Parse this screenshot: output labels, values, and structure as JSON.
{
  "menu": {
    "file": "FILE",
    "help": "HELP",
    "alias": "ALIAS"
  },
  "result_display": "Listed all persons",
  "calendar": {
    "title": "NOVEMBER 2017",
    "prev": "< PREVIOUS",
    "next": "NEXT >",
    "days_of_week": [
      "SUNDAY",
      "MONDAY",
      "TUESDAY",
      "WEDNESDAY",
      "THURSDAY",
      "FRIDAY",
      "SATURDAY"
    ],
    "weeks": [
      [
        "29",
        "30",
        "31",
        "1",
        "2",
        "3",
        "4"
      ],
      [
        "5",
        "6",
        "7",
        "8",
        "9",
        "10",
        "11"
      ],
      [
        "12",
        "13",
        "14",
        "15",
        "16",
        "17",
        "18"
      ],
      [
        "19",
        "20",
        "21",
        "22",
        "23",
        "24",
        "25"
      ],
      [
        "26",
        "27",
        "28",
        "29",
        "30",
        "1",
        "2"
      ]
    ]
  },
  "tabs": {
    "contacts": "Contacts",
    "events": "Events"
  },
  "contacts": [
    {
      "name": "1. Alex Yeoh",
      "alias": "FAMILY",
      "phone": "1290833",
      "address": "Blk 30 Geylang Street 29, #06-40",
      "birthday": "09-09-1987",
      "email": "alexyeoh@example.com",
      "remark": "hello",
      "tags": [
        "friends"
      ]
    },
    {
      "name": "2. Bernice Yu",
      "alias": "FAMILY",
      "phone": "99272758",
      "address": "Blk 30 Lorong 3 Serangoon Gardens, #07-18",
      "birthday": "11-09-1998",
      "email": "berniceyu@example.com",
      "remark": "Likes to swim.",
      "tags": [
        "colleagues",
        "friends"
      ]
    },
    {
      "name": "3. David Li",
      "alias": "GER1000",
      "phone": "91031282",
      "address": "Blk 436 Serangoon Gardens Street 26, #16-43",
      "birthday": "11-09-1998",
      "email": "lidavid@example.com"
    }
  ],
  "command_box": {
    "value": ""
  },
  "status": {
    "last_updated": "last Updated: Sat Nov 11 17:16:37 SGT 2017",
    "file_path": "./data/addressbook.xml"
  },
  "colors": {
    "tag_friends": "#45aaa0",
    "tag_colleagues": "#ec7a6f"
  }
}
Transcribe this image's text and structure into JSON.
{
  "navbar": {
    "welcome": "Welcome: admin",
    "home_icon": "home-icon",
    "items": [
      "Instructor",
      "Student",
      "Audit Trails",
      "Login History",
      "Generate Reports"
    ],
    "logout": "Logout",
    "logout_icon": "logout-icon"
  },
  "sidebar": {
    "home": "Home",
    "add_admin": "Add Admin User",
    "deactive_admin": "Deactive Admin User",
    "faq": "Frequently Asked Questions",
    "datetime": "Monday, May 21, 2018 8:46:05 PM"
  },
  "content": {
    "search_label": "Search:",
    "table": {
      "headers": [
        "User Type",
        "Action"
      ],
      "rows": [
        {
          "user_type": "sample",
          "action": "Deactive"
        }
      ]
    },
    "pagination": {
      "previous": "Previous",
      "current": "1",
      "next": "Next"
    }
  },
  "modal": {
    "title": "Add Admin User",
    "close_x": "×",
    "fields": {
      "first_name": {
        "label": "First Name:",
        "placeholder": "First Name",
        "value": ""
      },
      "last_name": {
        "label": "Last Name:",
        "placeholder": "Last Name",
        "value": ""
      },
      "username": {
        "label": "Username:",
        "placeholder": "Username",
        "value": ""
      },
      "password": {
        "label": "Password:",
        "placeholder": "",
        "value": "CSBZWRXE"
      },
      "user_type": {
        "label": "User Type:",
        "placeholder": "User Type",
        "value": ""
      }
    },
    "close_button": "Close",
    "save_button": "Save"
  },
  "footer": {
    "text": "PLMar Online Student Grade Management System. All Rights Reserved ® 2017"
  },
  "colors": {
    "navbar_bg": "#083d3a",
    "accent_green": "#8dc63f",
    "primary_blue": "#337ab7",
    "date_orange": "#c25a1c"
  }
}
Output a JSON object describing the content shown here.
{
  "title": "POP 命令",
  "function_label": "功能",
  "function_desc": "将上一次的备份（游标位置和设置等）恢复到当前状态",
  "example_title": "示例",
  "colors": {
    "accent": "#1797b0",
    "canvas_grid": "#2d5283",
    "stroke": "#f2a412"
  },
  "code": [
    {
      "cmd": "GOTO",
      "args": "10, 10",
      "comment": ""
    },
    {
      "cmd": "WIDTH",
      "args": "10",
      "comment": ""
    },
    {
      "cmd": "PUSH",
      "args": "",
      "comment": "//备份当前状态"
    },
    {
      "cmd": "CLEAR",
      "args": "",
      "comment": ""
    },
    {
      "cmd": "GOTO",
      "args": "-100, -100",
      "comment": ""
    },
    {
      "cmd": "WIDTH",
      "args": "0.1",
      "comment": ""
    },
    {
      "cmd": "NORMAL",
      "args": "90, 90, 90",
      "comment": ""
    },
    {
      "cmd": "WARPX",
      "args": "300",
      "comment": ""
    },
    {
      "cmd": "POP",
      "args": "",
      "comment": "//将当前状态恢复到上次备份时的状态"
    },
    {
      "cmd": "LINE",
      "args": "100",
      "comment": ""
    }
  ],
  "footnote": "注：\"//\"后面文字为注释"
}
—————
## [SHORT EXERCISE]
Return every line from the one holding "Output a JSON" through the end of the data, exactly as it appears, with both ends kept and nothing else.

## [TASK RESULT]
Output a JSON object describing the content shown here.
{
  "title": "POP 命令",
  "function_label": "功能",
  "function_desc": "将上一次的备份（游标位置和设置等）恢复到当前状态",
  "example_title": "示例",
  "colors": {
    "accent": "#1797b0",
    "canvas_grid": "#2d5283",
    "stroke": "#f2a412"
  },
  "code": [
    {
      "cmd": "GOTO",
      "args": "10, 10",
      "comment": ""
    },
    {
      "cmd": "WIDTH",
      "args": "10",
      "comment": ""
    },
    {
      "cmd": "PUSH",
      "args": "",
      "comment": "//备份当前状态"
    },
    {
      "cmd": "CLEAR",
      "args": "",
      "comment": ""
    },
    {
      "cmd": "GOTO",
      "args": "-100, -100",
      "comment": ""
    },
    {
      "cmd": "WIDTH",
      "args": "0.1",
      "comment": ""
    },
    {
      "cmd": "NORMAL",
      "args": "90, 90, 90",
      "comment": ""
    },
    {
      "cmd": "WARPX",
      "args": "300",
      "comment": ""
    },
    {
      "cmd": "POP",
      "args": "",
      "comment": "//将当前状态恢复到上次备份时的状态"
    },
    {
      "cmd": "LINE",
      "args": "100",
      "comment": ""
    }
  ],
  "footnote": "注：\"//\"后面文字为注释"
}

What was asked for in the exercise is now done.